◆ **Task objective**
Write out every record below exactly as it appears.

----- Records to process -----

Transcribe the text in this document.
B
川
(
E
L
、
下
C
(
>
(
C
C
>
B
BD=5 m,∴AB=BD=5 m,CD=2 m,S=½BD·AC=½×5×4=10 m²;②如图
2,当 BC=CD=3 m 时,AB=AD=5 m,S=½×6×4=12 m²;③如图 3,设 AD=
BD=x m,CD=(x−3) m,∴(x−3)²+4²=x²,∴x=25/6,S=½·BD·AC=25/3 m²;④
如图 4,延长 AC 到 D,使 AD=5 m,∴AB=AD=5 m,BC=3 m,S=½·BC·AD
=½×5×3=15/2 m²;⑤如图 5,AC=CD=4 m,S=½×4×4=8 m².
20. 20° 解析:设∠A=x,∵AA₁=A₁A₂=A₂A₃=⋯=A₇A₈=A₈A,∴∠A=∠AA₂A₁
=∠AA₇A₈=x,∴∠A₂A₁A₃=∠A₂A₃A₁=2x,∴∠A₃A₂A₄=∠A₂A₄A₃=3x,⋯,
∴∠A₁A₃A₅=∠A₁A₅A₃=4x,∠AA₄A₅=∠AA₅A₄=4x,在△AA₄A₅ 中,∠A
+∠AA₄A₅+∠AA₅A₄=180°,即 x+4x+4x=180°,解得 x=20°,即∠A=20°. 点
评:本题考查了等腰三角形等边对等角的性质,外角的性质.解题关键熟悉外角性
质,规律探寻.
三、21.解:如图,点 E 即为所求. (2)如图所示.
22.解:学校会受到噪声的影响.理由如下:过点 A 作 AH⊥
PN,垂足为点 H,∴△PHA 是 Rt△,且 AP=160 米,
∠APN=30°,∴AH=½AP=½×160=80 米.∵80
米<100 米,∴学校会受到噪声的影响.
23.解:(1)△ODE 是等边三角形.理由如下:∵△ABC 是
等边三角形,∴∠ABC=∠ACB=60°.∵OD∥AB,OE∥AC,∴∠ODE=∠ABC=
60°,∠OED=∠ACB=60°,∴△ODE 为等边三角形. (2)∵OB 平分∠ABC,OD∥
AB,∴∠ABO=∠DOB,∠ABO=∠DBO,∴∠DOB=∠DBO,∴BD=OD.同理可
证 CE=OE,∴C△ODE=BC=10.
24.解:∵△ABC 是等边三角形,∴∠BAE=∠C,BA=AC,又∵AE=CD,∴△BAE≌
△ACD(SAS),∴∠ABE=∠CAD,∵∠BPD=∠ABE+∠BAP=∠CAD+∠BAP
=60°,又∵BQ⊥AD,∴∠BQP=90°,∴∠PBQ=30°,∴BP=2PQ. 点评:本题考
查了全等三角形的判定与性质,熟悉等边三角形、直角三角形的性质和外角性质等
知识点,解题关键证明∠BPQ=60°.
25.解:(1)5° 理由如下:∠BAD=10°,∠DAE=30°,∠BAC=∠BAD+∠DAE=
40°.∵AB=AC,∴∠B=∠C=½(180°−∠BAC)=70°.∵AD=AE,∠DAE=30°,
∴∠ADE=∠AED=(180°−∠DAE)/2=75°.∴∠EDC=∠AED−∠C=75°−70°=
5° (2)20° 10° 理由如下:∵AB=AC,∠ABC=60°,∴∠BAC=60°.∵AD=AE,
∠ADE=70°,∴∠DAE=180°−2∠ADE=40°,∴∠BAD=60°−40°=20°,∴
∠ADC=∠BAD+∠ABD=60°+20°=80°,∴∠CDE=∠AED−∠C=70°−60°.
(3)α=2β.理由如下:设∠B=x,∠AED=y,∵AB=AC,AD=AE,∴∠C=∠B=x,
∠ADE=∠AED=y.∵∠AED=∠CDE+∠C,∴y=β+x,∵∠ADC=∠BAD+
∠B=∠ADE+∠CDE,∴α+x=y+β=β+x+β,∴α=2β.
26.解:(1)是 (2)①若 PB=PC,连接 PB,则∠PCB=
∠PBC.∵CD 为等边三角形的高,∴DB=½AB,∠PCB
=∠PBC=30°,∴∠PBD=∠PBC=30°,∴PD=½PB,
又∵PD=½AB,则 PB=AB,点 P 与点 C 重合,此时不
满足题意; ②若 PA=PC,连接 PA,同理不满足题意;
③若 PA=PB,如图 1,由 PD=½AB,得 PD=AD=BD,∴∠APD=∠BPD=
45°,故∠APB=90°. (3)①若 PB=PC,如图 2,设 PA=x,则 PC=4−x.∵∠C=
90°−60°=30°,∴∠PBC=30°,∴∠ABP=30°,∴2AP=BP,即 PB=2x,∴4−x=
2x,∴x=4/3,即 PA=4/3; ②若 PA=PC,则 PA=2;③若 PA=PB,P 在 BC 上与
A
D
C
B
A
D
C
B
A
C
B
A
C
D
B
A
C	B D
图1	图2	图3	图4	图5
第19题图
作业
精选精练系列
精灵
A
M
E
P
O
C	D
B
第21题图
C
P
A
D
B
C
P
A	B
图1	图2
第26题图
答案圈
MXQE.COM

-----

◆ **Final answer**
Transcribe the text in this document.
B
川
(
E
L
、
下
C
(
>
(
C
C
>
B
BD=5 m,∴AB=BD=5 m,CD=2 m,S=½BD·AC=½×5×4=10 m²;②如图
2,当 BC=CD=3 m 时,AB=AD=5 m,S=½×6×4=12 m²;③如图 3,设 AD=
BD=x m,CD=(x−3) m,∴(x−3)²+4²=x²,∴x=25/6,S=½·BD·AC=25/3 m²;④
如图 4,延长 AC 到 D,使 AD=5 m,∴AB=AD=5 m,BC=3 m,S=½·BC·AD
=½×5×3=15/2 m²;⑤如图 5,AC=CD=4 m,S=½×4×4=8 m².
20. 20° 解析:设∠A=x,∵AA₁=A₁A₂=A₂A₃=⋯=A₇A₈=A₈A,∴∠A=∠AA₂A₁
=∠AA₇A₈=x,∴∠A₂A₁A₃=∠A₂A₃A₁=2x,∴∠A₃A₂A₄=∠A₂A₄A₃=3x,⋯,
∴∠A₁A₃A₅=∠A₁A₅A₃=4x,∠AA₄A₅=∠AA₅A₄=4x,在△AA₄A₅ 中,∠A
+∠AA₄A₅+∠AA₅A₄=180°,即 x+4x+4x=180°,解得 x=20°,即∠A=20°. 点
评:本题考查了等腰三角形等边对等角的性质,外角的性质.解题关键熟悉外角性
质,规律探寻.
三、21.解:如图,点 E 即为所求. (2)如图所示.
22.解:学校会受到噪声的影响.理由如下:过点 A 作 AH⊥
PN,垂足为点 H,∴△PHA 是 Rt△,且 AP=160 米,
∠APN=30°,∴AH=½AP=½×160=80 米.∵80
米<100 米,∴学校会受到噪声的影响.
23.解:(1)△ODE 是等边三角形.理由如下:∵△ABC 是
等边三角形,∴∠ABC=∠ACB=60°.∵OD∥AB,OE∥AC,∴∠ODE=∠ABC=
60°,∠OED=∠ACB=60°,∴△ODE 为等边三角形. (2)∵OB 平分∠ABC,OD∥
AB,∴∠ABO=∠DOB,∠ABO=∠DBO,∴∠DOB=∠DBO,∴BD=OD.同理可
证 CE=OE,∴C△ODE=BC=10.
24.解:∵△ABC 是等边三角形,∴∠BAE=∠C,BA=AC,又∵AE=CD,∴△BAE≌
△ACD(SAS),∴∠ABE=∠CAD,∵∠BPD=∠ABE+∠BAP=∠CAD+∠BAP
=60°,又∵BQ⊥AD,∴∠BQP=90°,∴∠PBQ=30°,∴BP=2PQ. 点评:本题考
查了全等三角形的判定与性质,熟悉等边三角形、直角三角形的性质和外角性质等
知识点,解题关键证明∠BPQ=60°.
25.解:(1)5° 理由如下:∠BAD=10°,∠DAE=30°,∠BAC=∠BAD+∠DAE=
40°.∵AB=AC,∴∠B=∠C=½(180°−∠BAC)=70°.∵AD=AE,∠DAE=30°,
∴∠ADE=∠AED=(180°−∠DAE)/2=75°.∴∠EDC=∠AED−∠C=75°−70°=
5° (2)20° 10° 理由如下:∵AB=AC,∠ABC=60°,∴∠BAC=60°.∵AD=AE,
∠ADE=70°,∴∠DAE=180°−2∠ADE=40°,∴∠BAD=60°−40°=20°,∴
∠ADC=∠BAD+∠ABD=60°+20°=80°,∴∠CDE=∠AED−∠C=70°−60°.
(3)α=2β.理由如下:设∠B=x,∠AED=y,∵AB=AC,AD=AE,∴∠C=∠B=x,
∠ADE=∠AED=y.∵∠AED=∠CDE+∠C,∴y=β+x,∵∠ADC=∠BAD+
∠B=∠ADE+∠CDE,∴α+x=y+β=β+x+β,∴α=2β.
26.解:(1)是 (2)①若 PB=PC,连接 PB,则∠PCB=
∠PBC.∵CD 为等边三角形的高,∴DB=½AB,∠PCB
=∠PBC=30°,∴∠PBD=∠PBC=30°,∴PD=½PB,
又∵PD=½AB,则 PB=AB,点 P 与点 C 重合,此时不
满足题意; ②若 PA=PC,连接 PA,同理不满足题意;
③若 PA=PB,如图 1,由 PD=½AB,得 PD=AD=BD,∴∠APD=∠BPD=
45°,故∠APB=90°. (3)①若 PB=PC,如图 2,设 PA=x,则 PC=4−x.∵∠C=
90°−60°=30°,∴∠PBC=30°,∴∠ABP=30°,∴2AP=BP,即 PB=2x,∴4−x=
2x,∴x=4/3,即 PA=4/3; ②若 PA=PC,则 PA=2;③若 PA=PB,P 在 BC 上与
A
D
C
B
A
D
C
B
A
C
B
A
C
D
B
A
C	B D
图1	图2	图3	图4	图5
第19题图
作业
精选精练系列
精灵
A
M
E
P
O
C	D
B
第21题图
C
P
A
D
B
C
P
A	B
图1	图2
第26题图
答案圈
MXQE.COM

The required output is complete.